PROBLEM TO WORK ON | Echo every one of the lines below character for character, from first to last.

Stored items |
==============================

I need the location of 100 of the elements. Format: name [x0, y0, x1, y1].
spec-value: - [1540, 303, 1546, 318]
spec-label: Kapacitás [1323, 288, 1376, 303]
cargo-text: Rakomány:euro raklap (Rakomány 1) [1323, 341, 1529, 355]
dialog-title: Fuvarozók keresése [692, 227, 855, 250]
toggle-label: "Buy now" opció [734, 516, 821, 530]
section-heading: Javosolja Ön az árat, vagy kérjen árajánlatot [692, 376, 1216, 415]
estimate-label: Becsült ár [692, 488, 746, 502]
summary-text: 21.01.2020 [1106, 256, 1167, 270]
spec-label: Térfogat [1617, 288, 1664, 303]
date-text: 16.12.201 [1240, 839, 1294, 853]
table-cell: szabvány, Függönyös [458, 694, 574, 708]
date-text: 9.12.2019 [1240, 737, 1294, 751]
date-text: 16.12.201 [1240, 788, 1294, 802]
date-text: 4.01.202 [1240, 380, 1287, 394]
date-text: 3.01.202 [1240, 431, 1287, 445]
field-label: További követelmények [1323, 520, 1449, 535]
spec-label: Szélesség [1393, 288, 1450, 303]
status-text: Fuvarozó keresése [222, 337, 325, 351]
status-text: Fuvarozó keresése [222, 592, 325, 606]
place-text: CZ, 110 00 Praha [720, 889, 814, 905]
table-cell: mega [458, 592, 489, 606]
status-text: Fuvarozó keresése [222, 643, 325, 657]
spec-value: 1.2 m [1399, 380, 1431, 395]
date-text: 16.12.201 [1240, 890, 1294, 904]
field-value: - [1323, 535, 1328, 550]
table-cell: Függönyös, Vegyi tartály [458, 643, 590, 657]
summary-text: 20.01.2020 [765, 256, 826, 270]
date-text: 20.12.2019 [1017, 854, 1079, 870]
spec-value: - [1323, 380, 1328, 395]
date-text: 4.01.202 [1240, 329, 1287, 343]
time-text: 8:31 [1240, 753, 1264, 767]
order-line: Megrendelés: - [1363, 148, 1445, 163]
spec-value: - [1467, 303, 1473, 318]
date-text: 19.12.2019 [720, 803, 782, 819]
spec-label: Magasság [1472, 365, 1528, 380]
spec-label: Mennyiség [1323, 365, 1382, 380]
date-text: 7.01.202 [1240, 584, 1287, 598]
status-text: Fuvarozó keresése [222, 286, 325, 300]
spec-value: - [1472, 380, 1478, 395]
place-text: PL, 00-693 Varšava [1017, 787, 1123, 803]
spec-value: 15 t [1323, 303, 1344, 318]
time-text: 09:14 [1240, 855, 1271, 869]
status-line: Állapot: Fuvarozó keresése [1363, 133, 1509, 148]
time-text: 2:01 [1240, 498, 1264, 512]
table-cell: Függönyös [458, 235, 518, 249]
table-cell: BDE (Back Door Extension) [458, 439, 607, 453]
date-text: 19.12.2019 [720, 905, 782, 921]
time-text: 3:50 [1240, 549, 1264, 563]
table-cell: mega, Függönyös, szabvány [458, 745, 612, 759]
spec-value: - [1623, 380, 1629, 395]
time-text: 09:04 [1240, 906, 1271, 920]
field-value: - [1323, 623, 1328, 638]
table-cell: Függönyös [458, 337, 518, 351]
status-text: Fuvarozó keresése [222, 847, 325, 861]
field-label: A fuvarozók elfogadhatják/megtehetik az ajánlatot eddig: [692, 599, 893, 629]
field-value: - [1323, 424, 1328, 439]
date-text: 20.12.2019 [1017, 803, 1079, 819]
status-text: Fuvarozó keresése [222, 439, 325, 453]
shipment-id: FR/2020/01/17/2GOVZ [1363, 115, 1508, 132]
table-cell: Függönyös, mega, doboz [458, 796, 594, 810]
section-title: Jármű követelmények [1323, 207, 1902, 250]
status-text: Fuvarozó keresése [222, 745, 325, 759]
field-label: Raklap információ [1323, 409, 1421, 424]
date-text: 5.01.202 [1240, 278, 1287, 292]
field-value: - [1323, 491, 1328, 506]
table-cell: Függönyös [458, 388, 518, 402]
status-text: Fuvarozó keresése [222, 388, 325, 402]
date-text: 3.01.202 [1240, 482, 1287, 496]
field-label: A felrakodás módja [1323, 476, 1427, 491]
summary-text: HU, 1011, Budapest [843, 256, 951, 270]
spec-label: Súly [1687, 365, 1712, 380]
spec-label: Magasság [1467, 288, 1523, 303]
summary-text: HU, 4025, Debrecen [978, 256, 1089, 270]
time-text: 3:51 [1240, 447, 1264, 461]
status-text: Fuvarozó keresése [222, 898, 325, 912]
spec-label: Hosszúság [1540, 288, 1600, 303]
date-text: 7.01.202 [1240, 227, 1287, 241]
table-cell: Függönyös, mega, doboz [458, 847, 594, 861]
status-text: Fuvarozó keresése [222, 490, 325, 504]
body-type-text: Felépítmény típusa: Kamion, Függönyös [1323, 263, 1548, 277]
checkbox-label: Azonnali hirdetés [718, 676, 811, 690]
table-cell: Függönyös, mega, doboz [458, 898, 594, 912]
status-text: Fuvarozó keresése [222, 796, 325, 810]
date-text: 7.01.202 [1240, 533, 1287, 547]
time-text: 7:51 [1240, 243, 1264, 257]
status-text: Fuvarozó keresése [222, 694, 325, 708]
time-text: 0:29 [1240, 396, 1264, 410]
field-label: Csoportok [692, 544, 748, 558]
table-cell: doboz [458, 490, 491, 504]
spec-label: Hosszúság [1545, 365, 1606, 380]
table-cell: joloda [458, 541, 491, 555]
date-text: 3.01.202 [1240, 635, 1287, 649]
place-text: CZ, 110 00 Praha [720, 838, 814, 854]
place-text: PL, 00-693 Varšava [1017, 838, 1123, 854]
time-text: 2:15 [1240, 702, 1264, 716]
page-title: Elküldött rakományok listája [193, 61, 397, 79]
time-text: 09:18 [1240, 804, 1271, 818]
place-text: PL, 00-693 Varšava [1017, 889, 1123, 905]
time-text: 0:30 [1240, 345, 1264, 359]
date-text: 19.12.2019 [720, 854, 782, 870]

==============================

COMPLETE ANSWER |
I need the location of 100 of the elements. Format: name [x0, y0, x1, y1].
spec-value: - [1540, 303, 1546, 318]
spec-label: Kapacitás [1323, 288, 1376, 303]
cargo-text: Rakomány:euro raklap (Rakomány 1) [1323, 341, 1529, 355]
dialog-title: Fuvarozók keresése [692, 227, 855, 250]
toggle-label: "Buy now" opció [734, 516, 821, 530]
section-heading: Javosolja Ön az árat, vagy kérjen árajánlatot [692, 376, 1216, 415]
estimate-label: Becsült ár [692, 488, 746, 502]
summary-text: 21.01.2020 [1106, 256, 1167, 270]
spec-label: Térfogat [1617, 288, 1664, 303]
date-text: 16.12.201 [1240, 839, 1294, 853]
table-cell: szabvány, Függönyös [458, 694, 574, 708]
date-text: 9.12.2019 [1240, 737, 1294, 751]
date-text: 16.12.201 [1240, 788, 1294, 802]
date-text: 4.01.202 [1240, 380, 1287, 394]
date-text: 3.01.202 [1240, 431, 1287, 445]
field-label: További követelmények [1323, 520, 1449, 535]
spec-label: Szélesség [1393, 288, 1450, 303]
status-text: Fuvarozó keresése [222, 337, 325, 351]
status-text: Fuvarozó keresése [222, 592, 325, 606]
place-text: CZ, 110 00 Praha [720, 889, 814, 905]
table-cell: mega [458, 592, 489, 606]
status-text: Fuvarozó keresése [222, 643, 325, 657]
spec-value: 1.2 m [1399, 380, 1431, 395]
date-text: 16.12.201 [1240, 890, 1294, 904]
field-value: - [1323, 535, 1328, 550]
table-cell: Függönyös, Vegyi tartály [458, 643, 590, 657]
summary-text: 20.01.2020 [765, 256, 826, 270]
date-text: 20.12.2019 [1017, 854, 1079, 870]
spec-value: - [1323, 380, 1328, 395]
date-text: 4.01.202 [1240, 329, 1287, 343]
time-text: 8:31 [1240, 753, 1264, 767]
order-line: Megrendelés: - [1363, 148, 1445, 163]
spec-value: - [1467, 303, 1473, 318]
date-text: 19.12.2019 [720, 803, 782, 819]
spec-label: Magasság [1472, 365, 1528, 380]
spec-label: Mennyiség [1323, 365, 1382, 380]
date-text: 7.01.202 [1240, 584, 1287, 598]
status-text: Fuvarozó keresése [222, 286, 325, 300]
spec-value: - [1472, 380, 1478, 395]
place-text: PL, 00-693 Varšava [1017, 787, 1123, 803]
spec-value: 15 t [1323, 303, 1344, 318]
time-text: 09:14 [1240, 855, 1271, 869]
status-line: Állapot: Fuvarozó keresése [1363, 133, 1509, 148]
time-text: 2:01 [1240, 498, 1264, 512]
table-cell: Függönyös [458, 235, 518, 249]
table-cell: BDE (Back Door Extension) [458, 439, 607, 453]
date-text: 19.12.2019 [720, 905, 782, 921]
time-text: 3:50 [1240, 549, 1264, 563]
table-cell: mega, Függönyös, szabvány [458, 745, 612, 759]
spec-value: - [1623, 380, 1629, 395]
time-text: 09:04 [1240, 906, 1271, 920]
field-value: - [1323, 623, 1328, 638]
table-cell: Függönyös [458, 337, 518, 351]
status-text: Fuvarozó keresése [222, 847, 325, 861]
field-label: A fuvarozók elfogadhatják/megtehetik az ajánlatot eddig: [692, 599, 893, 629]
field-value: - [1323, 424, 1328, 439]
date-text: 20.12.2019 [1017, 803, 1079, 819]
status-text: Fuvarozó keresése [222, 439, 325, 453]
shipment-id: FR/2020/01/17/2GOVZ [1363, 115, 1508, 132]
table-cell: Függönyös, mega, doboz [458, 796, 594, 810]
section-title: Jármű követelmények [1323, 207, 1902, 250]
status-text: Fuvarozó keresése [222, 745, 325, 759]
field-label: Raklap információ [1323, 409, 1421, 424]
date-text: 5.01.202 [1240, 278, 1287, 292]
field-value: - [1323, 491, 1328, 506]
table-cell: Függönyös [458, 388, 518, 402]
status-text: Fuvarozó keresése [222, 388, 325, 402]
date-text: 3.01.202 [1240, 482, 1287, 496]
field-label: A felrakodás módja [1323, 476, 1427, 491]
summary-text: HU, 1011, Budapest [843, 256, 951, 270]
spec-label: Súly [1687, 365, 1712, 380]
spec-label: Magasság [1467, 288, 1523, 303]
summary-text: HU, 4025, Debrecen [978, 256, 1089, 270]
time-text: 3:51 [1240, 447, 1264, 461]
status-text: Fuvarozó keresése [222, 898, 325, 912]
spec-label: Hosszúság [1540, 288, 1600, 303]
date-text: 7.01.202 [1240, 227, 1287, 241]
table-cell: Függönyös, mega, doboz [458, 847, 594, 861]
status-text: Fuvarozó keresése [222, 490, 325, 504]
body-type-text: Felépítmény típusa: Kamion, Függönyös [1323, 263, 1548, 277]
checkbox-label: Azonnali hirdetés [718, 676, 811, 690]
table-cell: Függönyös, mega, doboz [458, 898, 594, 912]
status-text: Fuvarozó keresése [222, 796, 325, 810]
date-text: 7.01.202 [1240, 533, 1287, 547]
time-text: 7:51 [1240, 243, 1264, 257]
status-text: Fuvarozó keresése [222, 694, 325, 708]
time-text: 0:29 [1240, 396, 1264, 410]
field-label: Csoportok [692, 544, 748, 558]
table-cell: doboz [458, 490, 491, 504]
spec-label: Hosszúság [1545, 365, 1606, 380]
table-cell: joloda [458, 541, 491, 555]
date-text: 3.01.202 [1240, 635, 1287, 649]
place-text: CZ, 110 00 Praha [720, 838, 814, 854]
place-text: PL, 00-693 Varšava [1017, 838, 1123, 854]
time-text: 2:15 [1240, 702, 1264, 716]
page-title: Elküldött rakományok listája [193, 61, 397, 79]
time-text: 09:18 [1240, 804, 1271, 818]
place-text: PL, 00-693 Varšava [1017, 889, 1123, 905]
time-text: 0:30 [1240, 345, 1264, 359]
date-text: 19.12.2019 [720, 854, 782, 870]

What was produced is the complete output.